╭─ READING PASSAGE

The Diels-Alder Approach towards Cannabinoid Derivatives and Formal Synthesis of Tetrahydrocannabinol (THC).

Based on the Diels-Alder reaction of vinylchromenes with electron-poor dienophiles, we developed a strategy for the synthesis of tetrahydrocannabinol derivatives. Substituted vinyl chromenes could be converted with several dienophiles to successfully isolate several complex molecules. These molecules already contain the cannabinoid-like base structure and further processing of one such derivative led to a precursor of Δ9 -tetrahydrocannabinol. The most challenging step towards this precursor was an epoxidation step that was ultimately achieved via dimethyl dioxirane.

Introduction

Since their discovery more than 50 years ago, cannabinoids, a group of around 60 secondary metabolites found in Cannabis sativa, have received plenty of attention due to their immense pharmacological capabilities. Their mode of action is based on their effect on the endocannabinoid system, i. e. the cannabinoid‐receptors, and new details are still uncovered.

The most prominent compound, Δ9‐tetrahydrocannabinol (1, THC, Figure 1), is responsible for the psychoactive effects of C. sativa and has antiemetic and appetizing properties so that it can be used for the treatment of e. g. anorexia in acquired immune deficiency syndrome (AIDS)‐patients and nausea as a side effect of chemotherapy. Furthermore, it has proven to have analgesic effects and can be used in pain management in multiple sclerosis and neuropathic pain or for the treatment of the tics in Tourette's syndrome.

Figure 1

The phytocannabinoids THC (1) and CBD (2), non‐classical cannabinoid Rimonabant (3), and the classical cannabinoids Nabilone (4), HU‐210 (5), and HU‐211 (6).

More than 20 total syntheses for ΤHC and its derivatives have been reported. However, it can be cost‐effectively produced by the extraction of several Cannabis strains or semi synthetically by the extraction of Cannabidiol (2, CBD, Figure 1) and a subsequent ring‐closing procedure. In this context, synthetic efforts are not focused on THC but rather on analog compounds that show stronger and/or more selective effects. Research on cannabinoids is going strong and a journal dedicated solely to give a platform to discuss all aspects of cannabinoids has been created. Furthermore, the search for compounds to selectively address certain targets within the endocannabinoid system is ongoing.

╰─
╭─ PROVIDED DATA

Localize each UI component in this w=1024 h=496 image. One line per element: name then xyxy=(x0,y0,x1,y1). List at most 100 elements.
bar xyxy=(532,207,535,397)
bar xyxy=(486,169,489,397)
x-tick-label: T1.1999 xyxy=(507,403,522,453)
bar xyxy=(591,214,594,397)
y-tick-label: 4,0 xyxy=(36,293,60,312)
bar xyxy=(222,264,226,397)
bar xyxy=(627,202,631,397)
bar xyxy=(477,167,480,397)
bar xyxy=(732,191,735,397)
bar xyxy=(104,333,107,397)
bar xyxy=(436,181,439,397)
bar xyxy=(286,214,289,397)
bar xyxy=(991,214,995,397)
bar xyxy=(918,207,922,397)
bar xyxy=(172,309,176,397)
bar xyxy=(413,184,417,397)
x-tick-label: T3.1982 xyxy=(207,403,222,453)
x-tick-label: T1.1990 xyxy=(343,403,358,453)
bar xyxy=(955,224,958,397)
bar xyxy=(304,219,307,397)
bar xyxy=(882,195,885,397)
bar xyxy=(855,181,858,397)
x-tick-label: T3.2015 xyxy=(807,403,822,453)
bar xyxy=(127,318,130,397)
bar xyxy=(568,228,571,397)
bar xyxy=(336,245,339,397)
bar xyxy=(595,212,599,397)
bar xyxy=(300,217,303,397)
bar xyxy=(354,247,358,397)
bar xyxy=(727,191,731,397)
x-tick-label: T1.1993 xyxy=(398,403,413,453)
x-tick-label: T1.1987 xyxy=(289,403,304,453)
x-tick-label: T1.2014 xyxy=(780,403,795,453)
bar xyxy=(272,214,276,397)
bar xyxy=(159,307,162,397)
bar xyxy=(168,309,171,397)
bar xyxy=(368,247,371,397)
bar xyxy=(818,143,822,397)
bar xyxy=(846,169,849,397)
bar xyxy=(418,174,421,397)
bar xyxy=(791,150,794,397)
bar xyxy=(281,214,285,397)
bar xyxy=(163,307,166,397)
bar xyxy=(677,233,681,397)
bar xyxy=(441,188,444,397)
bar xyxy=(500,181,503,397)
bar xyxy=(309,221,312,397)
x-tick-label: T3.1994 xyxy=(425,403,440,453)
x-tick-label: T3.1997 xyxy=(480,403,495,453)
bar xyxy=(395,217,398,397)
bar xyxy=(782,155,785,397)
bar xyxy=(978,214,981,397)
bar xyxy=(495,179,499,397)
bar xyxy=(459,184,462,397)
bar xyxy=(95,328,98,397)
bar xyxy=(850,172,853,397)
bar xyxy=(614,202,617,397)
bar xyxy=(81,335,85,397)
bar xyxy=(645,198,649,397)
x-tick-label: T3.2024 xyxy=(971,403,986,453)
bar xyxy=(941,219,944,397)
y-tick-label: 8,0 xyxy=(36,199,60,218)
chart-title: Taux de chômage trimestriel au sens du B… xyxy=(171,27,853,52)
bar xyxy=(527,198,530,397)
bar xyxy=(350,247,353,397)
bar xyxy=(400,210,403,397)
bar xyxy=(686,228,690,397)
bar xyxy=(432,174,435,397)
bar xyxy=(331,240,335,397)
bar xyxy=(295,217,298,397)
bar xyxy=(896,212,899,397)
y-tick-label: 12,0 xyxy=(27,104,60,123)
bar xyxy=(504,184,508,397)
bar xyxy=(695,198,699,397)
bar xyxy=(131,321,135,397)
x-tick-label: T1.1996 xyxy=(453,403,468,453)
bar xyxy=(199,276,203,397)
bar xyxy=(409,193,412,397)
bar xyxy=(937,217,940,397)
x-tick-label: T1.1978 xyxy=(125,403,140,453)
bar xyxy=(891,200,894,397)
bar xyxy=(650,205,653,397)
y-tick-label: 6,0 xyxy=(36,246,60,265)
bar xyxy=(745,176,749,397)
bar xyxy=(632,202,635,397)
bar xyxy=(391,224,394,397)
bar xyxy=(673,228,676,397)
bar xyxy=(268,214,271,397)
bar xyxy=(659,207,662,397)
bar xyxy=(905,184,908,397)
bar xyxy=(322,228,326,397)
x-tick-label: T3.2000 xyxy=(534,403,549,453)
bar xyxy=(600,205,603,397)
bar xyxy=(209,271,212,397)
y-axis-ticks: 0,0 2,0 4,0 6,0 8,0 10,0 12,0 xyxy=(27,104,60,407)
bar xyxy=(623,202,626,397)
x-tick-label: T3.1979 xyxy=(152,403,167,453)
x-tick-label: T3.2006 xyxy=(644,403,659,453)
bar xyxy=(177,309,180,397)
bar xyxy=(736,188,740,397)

╰─

**WHAT THIS EXERCISE ASKS:**
- 1) In the article on the Diels-Alder route to cannabinoids, which reagent achieved the epoxidation step?
- 2) Carry on the article about the Diels-Alder approach to cannabinoid derivatives, starting after its final sentence.

**ANSWERS TO THE EXERCISE:**
- 1) Dimethyl dioxirane.

- 2)
The design of novel compounds is often based on the structure of THC (1); referred to as classical cannabinoids. However, non‐related structures have been developed that can influence the endocannabinoid system just as effectively. A prominent example of non‐classical cannabinoids is Rimonabant (3, Figure 1). It shows inverse agonistic effects on the CB‐receptors and had been developed as an appetite suppressant to combat chronic obesity. Unfortunately, rimonabant showed severe psychiatric side effects and was consequently suspended.

Of the cannabinoids based on the THC structure, one of the most functional is the synthetic compound Nabilone (4, Figure 1). Traded by the name of Cesamet® it shows similar activity to THC and is used just like THC for the treatment of nausea as a side effect of chemotherapy and against anorexia in AIDS patients. Additionally, it has been shown, that it can be beneficial for the relief of pain and functional movement in fibromyalgia patients. Not only has Nabilone (4) a better bioavailability, moreover, the ratio of analgesic to psychoactive effect is shifted towards the analgesic aspect when compared to THC (1). The same clinical trial suggested that nabilone (4) can enhance the positive mood while cognitive impairment is on a low level.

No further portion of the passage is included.